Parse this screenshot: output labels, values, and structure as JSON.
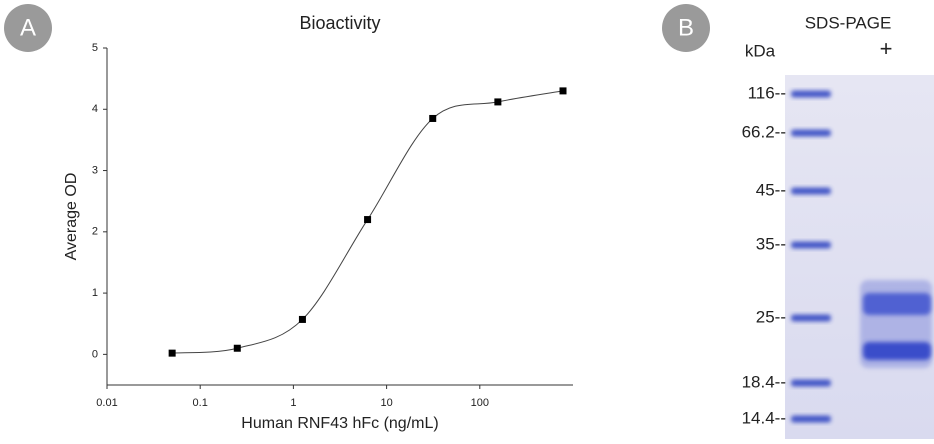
{
  "chart_data": [
    {
      "type": "scatter",
      "panel_label": "A",
      "title": "Bioactivity",
      "x_label": "Human RNF43 hFc (ng/mL)",
      "y_label": "Average OD",
      "log_x": true,
      "color": "#000000",
      "x": [
        0.05,
        0.25,
        1.25,
        6.25,
        31.25,
        156.25,
        781.25
      ],
      "values": [
        0.02,
        0.1,
        0.57,
        2.2,
        3.85,
        4.12,
        4.3
      ],
      "xlim": [
        0.01,
        1000
      ],
      "xticks": [
        0.01,
        0.1,
        1,
        10,
        100
      ],
      "ylim": [
        -0.5,
        5
      ],
      "yticks": [
        0,
        1,
        2,
        3,
        4,
        5
      ]
    },
    {
      "type": "gel",
      "panel_label": "B",
      "title": "SDS-PAGE",
      "unit_label": "kDa",
      "lanes": [
        "+"
      ],
      "markers": [
        {
          "value": 116,
          "label": "116--"
        },
        {
          "value": 66.2,
          "label": "66.2--"
        },
        {
          "value": 45,
          "label": "45--"
        },
        {
          "value": 35,
          "label": "35--"
        },
        {
          "value": 25,
          "label": "25--"
        },
        {
          "value": 18.4,
          "label": "18.4--"
        },
        {
          "value": 14.4,
          "label": "14.4--"
        }
      ]
    }
  ]
}
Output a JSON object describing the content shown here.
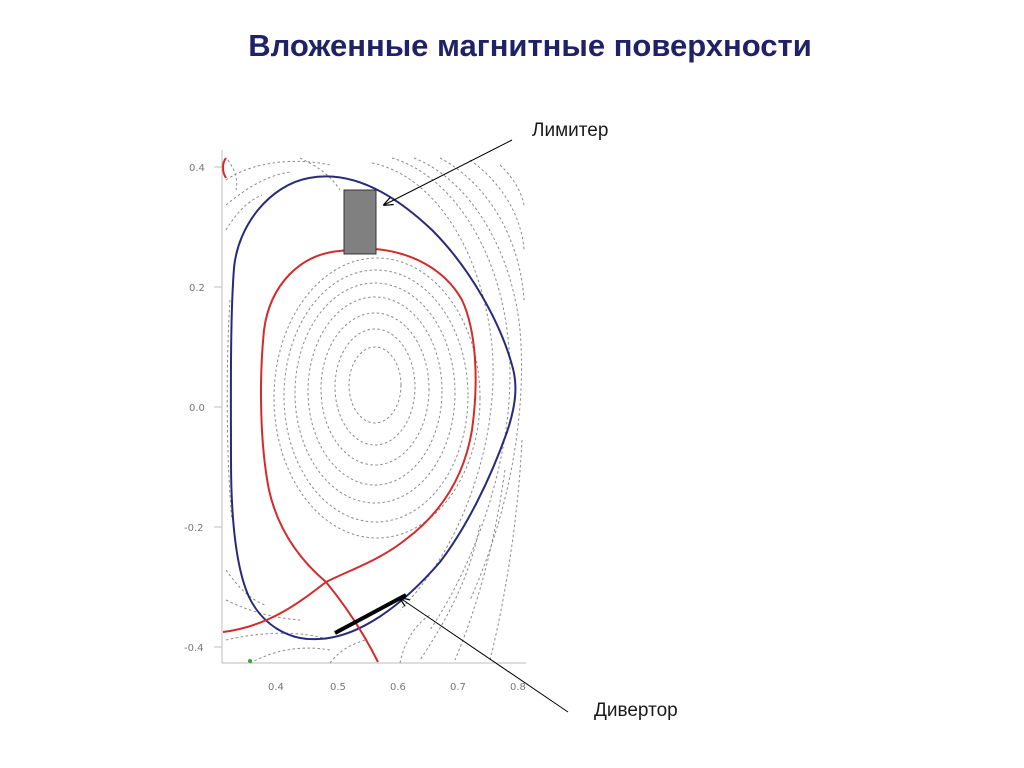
{
  "title": "Вложенные магнитные поверхности",
  "labels": {
    "limiter": "Лимитер",
    "divertor": "Дивертор"
  },
  "plot": {
    "y_ticks": [
      "0.4",
      "0.2",
      "0.0",
      "-0.2",
      "-0.4"
    ],
    "x_ticks": [
      "0.4",
      "0.5",
      "0.6",
      "0.7",
      "0.8"
    ]
  },
  "colors": {
    "title": "#1f2266",
    "boundary": "#2a2a7a",
    "separatrix": "#d42a2a",
    "flux_lines": "#888888",
    "limiter": "#808080",
    "divertor_plate": "#000000"
  }
}
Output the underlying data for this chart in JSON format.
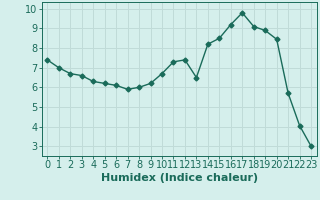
{
  "x": [
    0,
    1,
    2,
    3,
    4,
    5,
    6,
    7,
    8,
    9,
    10,
    11,
    12,
    13,
    14,
    15,
    16,
    17,
    18,
    19,
    20,
    21,
    22,
    23
  ],
  "y": [
    7.4,
    7.0,
    6.7,
    6.6,
    6.3,
    6.2,
    6.1,
    5.9,
    6.0,
    6.2,
    6.7,
    7.3,
    7.4,
    6.5,
    8.2,
    8.5,
    9.2,
    9.8,
    9.1,
    8.9,
    8.45,
    5.7,
    4.05,
    3.0
  ],
  "line_color": "#1a6b5a",
  "marker": "D",
  "marker_size": 2.5,
  "bg_color": "#d5efec",
  "grid_color": "#c0dbd8",
  "xlabel": "Humidex (Indice chaleur)",
  "xlim": [
    -0.5,
    23.5
  ],
  "ylim": [
    2.5,
    10.35
  ],
  "yticks": [
    3,
    4,
    5,
    6,
    7,
    8,
    9,
    10
  ],
  "xticks": [
    0,
    1,
    2,
    3,
    4,
    5,
    6,
    7,
    8,
    9,
    10,
    11,
    12,
    13,
    14,
    15,
    16,
    17,
    18,
    19,
    20,
    21,
    22,
    23
  ],
  "tick_color": "#1a6b5a",
  "label_color": "#1a6b5a",
  "xlabel_fontsize": 8,
  "tick_fontsize": 7,
  "linewidth": 1.0
}
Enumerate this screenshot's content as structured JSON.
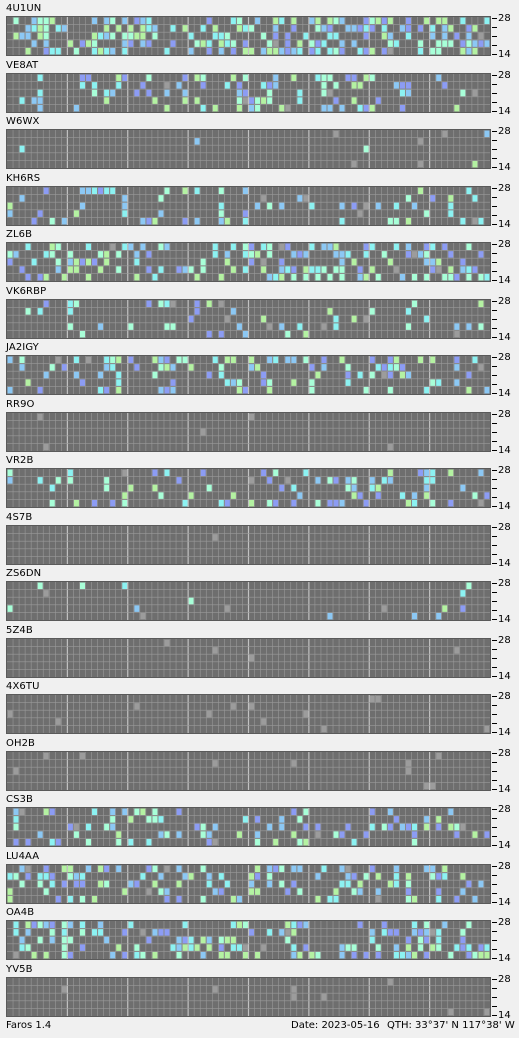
{
  "scale": {
    "top_label": "28",
    "bottom_label": "14"
  },
  "colors": {
    "grid_background": "#6e6e6e",
    "grid_line": "#9a9a9a",
    "grid_major_line": "#c2c2c2",
    "signal_strong": "#b4f2a2",
    "signal_good": "#a8ffd8",
    "signal_medium": "#8cf2f2",
    "signal_weak": "#8cc8f4",
    "signal_faint": "#8c9cf4",
    "noise": "#9c9c9c"
  },
  "beacons": [
    {
      "callsign": "4U1UN",
      "activity_level": 0.85
    },
    {
      "callsign": "VE8AT",
      "activity_level": 0.35
    },
    {
      "callsign": "W6WX",
      "activity_level": 0.02
    },
    {
      "callsign": "KH6RS",
      "activity_level": 0.3
    },
    {
      "callsign": "ZL6B",
      "activity_level": 0.55
    },
    {
      "callsign": "VK6RBP",
      "activity_level": 0.2
    },
    {
      "callsign": "JA2IGY",
      "activity_level": 0.45
    },
    {
      "callsign": "RR9O",
      "activity_level": 0.0
    },
    {
      "callsign": "VR2B",
      "activity_level": 0.35
    },
    {
      "callsign": "4S7B",
      "activity_level": 0.0
    },
    {
      "callsign": "ZS6DN",
      "activity_level": 0.08
    },
    {
      "callsign": "5Z4B",
      "activity_level": 0.0
    },
    {
      "callsign": "4X6TU",
      "activity_level": 0.0
    },
    {
      "callsign": "OH2B",
      "activity_level": 0.0
    },
    {
      "callsign": "CS3B",
      "activity_level": 0.35
    },
    {
      "callsign": "LU4AA",
      "activity_level": 0.5
    },
    {
      "callsign": "OA4B",
      "activity_level": 0.55
    },
    {
      "callsign": "YV5B",
      "activity_level": 0.0
    }
  ],
  "status": {
    "app_version": "Faros 1.4",
    "date": "Date: 2023-05-16",
    "qth": "QTH: 33°37' N  117°38' W"
  }
}
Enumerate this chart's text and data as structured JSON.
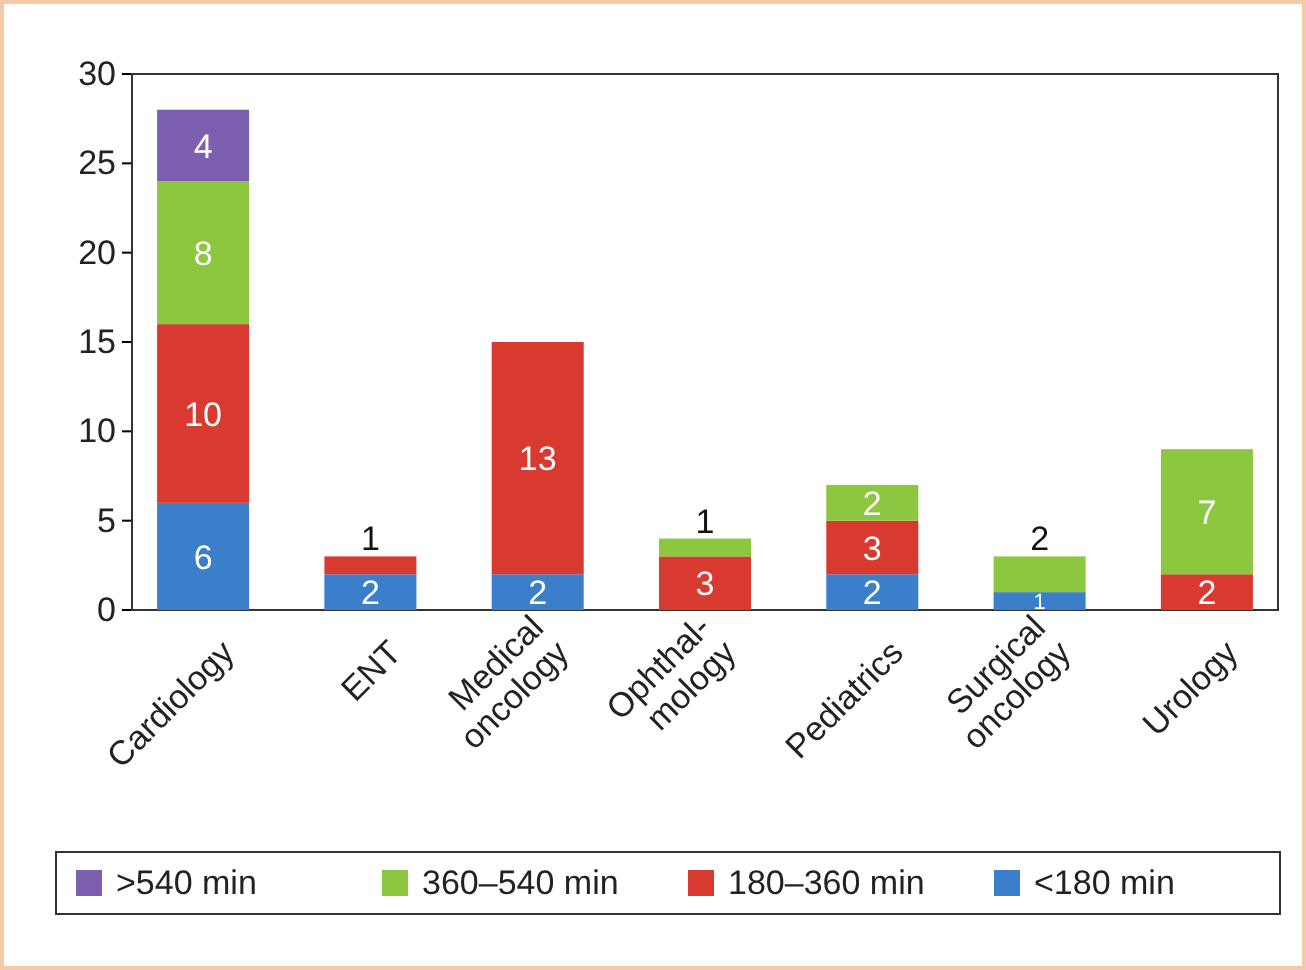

——————

> _Your goal_: Determine how many lines of the listing above include the word "JSON", and report that number only.

> _Expected answer_: 5